Written exercise> Please copy, unchanged, the stretch of rows from the line containing "276, 641, 289]" through the line containing "354, 77, 373]", both included.

Task data>
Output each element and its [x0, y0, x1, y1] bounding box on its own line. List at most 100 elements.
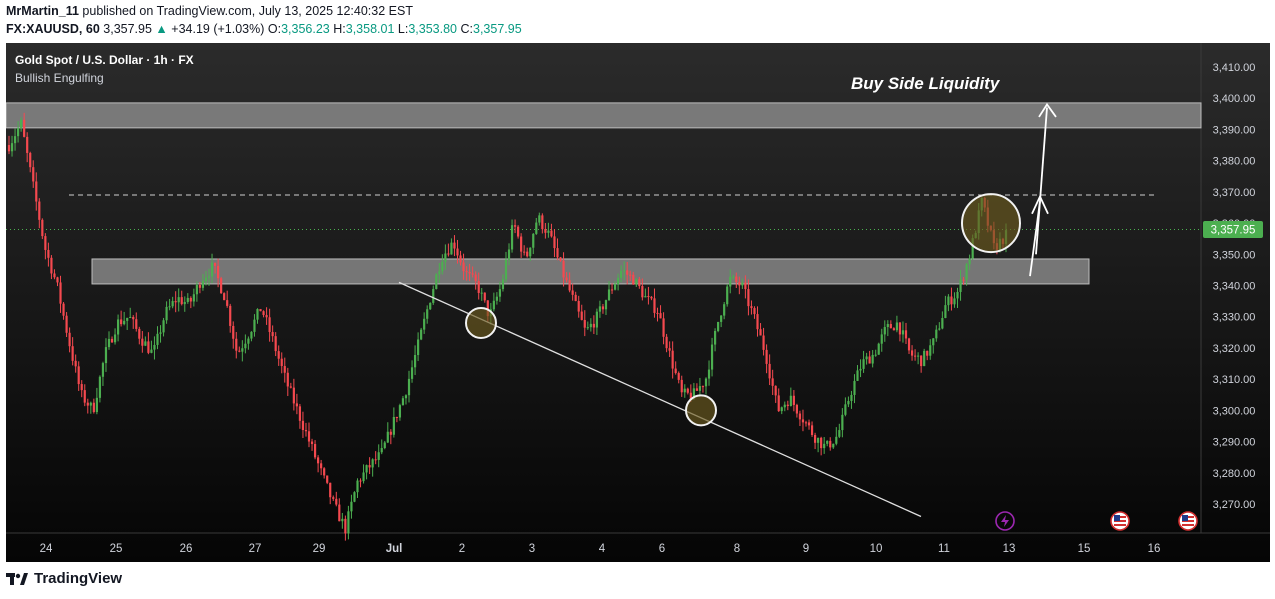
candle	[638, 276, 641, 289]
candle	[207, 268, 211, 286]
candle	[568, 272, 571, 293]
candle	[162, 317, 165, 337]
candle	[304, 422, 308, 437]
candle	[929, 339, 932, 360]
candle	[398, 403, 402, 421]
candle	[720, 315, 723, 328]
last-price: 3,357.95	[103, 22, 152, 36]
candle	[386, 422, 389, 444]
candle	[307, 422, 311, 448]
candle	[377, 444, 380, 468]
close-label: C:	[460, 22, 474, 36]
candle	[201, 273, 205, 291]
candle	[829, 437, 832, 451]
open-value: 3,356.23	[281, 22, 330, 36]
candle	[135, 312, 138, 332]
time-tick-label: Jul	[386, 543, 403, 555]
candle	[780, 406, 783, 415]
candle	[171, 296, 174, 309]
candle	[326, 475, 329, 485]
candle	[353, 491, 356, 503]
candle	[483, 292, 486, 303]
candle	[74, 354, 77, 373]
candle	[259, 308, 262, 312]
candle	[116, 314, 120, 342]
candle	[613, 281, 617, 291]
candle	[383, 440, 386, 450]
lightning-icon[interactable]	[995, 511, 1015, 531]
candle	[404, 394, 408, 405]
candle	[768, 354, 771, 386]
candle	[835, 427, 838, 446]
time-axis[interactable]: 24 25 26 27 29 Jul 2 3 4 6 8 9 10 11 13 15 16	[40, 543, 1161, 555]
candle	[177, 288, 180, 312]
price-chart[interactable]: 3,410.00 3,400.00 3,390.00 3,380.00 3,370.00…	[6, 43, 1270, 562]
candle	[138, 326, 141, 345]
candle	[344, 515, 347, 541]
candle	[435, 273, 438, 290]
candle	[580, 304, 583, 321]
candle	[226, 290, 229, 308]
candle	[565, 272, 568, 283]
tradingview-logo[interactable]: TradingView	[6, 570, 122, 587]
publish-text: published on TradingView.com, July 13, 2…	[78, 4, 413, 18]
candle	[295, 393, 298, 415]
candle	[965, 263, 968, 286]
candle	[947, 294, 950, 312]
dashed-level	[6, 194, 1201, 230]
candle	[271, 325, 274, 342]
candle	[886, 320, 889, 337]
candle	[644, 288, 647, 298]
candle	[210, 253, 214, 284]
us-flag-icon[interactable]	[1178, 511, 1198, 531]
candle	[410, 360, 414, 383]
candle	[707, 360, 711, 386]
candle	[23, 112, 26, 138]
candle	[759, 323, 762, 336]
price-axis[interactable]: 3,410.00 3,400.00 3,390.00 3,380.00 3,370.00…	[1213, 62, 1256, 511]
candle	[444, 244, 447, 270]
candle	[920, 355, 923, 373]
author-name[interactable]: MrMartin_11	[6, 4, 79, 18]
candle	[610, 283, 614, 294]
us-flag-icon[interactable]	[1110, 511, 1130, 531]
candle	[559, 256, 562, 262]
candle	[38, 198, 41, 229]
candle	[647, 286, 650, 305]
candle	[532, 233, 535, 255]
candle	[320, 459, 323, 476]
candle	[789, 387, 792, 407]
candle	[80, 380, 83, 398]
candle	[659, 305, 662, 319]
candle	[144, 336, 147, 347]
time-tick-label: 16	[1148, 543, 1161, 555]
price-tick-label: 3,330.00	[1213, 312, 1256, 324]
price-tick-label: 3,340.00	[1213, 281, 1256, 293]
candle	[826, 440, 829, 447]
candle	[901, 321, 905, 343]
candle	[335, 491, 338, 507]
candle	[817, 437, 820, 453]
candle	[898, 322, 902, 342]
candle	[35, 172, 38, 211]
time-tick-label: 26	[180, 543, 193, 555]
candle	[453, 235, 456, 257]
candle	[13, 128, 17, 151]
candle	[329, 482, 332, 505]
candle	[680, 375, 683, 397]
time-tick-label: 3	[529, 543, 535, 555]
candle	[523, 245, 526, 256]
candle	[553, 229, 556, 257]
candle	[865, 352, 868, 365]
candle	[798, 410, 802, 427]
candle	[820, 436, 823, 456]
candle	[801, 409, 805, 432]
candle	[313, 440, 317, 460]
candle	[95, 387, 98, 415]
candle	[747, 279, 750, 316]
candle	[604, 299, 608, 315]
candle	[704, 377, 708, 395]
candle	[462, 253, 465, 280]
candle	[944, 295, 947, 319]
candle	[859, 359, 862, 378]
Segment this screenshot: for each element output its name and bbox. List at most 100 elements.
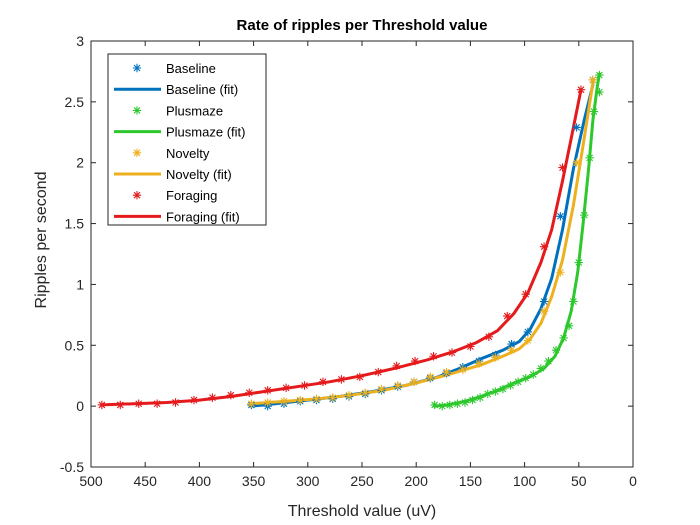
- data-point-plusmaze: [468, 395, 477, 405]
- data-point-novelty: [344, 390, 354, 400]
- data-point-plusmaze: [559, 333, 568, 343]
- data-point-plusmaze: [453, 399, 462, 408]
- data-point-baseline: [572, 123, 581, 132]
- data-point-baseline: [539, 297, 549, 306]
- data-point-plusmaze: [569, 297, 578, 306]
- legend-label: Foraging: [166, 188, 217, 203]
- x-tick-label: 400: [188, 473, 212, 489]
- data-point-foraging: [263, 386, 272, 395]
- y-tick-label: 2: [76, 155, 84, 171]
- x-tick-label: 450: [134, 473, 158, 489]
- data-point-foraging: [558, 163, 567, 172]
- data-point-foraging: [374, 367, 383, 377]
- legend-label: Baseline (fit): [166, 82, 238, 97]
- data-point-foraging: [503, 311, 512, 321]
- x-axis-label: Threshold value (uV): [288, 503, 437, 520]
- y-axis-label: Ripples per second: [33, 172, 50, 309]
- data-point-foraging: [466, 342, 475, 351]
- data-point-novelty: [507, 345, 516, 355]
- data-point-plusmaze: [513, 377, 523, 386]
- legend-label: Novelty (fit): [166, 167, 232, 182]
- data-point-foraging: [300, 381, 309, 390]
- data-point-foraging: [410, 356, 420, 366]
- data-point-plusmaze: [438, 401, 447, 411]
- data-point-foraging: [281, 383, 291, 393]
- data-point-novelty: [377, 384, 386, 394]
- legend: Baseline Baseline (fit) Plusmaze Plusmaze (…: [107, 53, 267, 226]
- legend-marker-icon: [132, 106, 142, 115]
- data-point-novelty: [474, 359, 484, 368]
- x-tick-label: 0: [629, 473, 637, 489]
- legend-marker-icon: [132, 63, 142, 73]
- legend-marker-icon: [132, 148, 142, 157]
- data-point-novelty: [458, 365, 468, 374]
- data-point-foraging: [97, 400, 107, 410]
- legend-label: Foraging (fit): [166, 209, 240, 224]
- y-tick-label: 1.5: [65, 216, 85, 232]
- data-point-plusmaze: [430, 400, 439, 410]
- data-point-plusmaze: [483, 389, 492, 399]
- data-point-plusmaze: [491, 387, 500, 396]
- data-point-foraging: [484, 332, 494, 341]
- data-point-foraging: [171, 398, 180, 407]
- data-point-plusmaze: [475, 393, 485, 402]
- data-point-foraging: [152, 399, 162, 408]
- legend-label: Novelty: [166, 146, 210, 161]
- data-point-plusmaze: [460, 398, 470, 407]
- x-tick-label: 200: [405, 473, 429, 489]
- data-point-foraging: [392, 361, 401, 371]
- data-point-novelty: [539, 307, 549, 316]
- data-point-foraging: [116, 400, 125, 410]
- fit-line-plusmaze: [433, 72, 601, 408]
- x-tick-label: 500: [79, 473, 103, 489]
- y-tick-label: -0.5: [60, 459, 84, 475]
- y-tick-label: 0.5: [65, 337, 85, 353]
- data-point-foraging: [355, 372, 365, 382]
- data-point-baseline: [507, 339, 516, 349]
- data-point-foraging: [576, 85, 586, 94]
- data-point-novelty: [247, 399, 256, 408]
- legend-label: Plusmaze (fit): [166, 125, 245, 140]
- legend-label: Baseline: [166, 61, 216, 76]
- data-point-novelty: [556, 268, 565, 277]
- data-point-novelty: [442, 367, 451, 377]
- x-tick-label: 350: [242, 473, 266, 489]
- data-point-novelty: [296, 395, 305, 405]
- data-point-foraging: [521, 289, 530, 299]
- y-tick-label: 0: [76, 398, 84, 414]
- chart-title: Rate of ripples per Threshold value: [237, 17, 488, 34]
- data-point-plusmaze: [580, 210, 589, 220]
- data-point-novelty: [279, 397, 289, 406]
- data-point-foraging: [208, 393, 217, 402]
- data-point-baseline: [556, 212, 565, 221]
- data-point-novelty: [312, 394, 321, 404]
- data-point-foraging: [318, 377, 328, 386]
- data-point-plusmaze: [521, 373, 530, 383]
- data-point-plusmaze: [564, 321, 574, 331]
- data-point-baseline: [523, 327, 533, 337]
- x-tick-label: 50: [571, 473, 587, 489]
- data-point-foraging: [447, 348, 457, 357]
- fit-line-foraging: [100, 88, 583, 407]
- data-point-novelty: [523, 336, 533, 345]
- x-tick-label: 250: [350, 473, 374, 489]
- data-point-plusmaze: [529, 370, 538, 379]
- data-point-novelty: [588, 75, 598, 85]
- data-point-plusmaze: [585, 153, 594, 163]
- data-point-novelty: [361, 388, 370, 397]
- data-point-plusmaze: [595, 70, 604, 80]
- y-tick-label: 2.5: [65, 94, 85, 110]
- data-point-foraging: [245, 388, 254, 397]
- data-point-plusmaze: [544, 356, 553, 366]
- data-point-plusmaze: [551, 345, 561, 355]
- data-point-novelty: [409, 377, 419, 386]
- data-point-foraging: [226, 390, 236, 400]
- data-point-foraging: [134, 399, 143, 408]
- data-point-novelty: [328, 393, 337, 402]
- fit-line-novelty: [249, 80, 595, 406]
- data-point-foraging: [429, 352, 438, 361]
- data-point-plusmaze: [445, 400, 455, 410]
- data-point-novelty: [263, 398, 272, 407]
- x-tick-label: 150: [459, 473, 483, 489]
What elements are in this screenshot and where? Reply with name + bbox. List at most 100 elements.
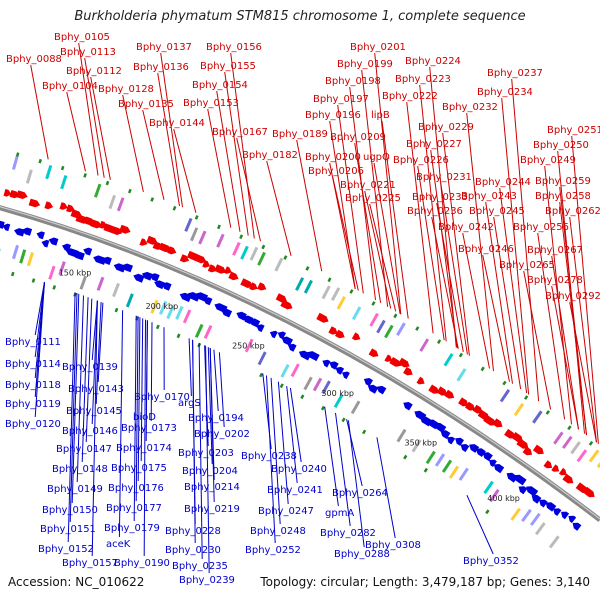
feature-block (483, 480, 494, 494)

Exercise output>
candle	[638, 276, 641, 289]
candle	[207, 268, 211, 286]
candle	[568, 272, 571, 293]
candle	[162, 317, 165, 337]
candle	[304, 422, 308, 437]
candle	[929, 339, 932, 360]
candle	[398, 403, 402, 421]
candle	[720, 315, 723, 328]
last-price: 3,357.95	[103, 22, 152, 36]
candle	[386, 422, 389, 444]
candle	[307, 422, 311, 448]
candle	[377, 444, 380, 468]
close-label: C:	[460, 22, 474, 36]
candle	[201, 273, 205, 291]
candle	[829, 437, 832, 451]
open-value: 3,356.23	[281, 22, 330, 36]
candle	[135, 312, 138, 332]
time-tick-label: Jul	[386, 543, 403, 555]
candle	[780, 406, 783, 415]
candle	[171, 296, 174, 309]
candle	[326, 475, 329, 485]
candle	[353, 491, 356, 503]
candle	[483, 292, 486, 303]
candle	[74, 354, 77, 373]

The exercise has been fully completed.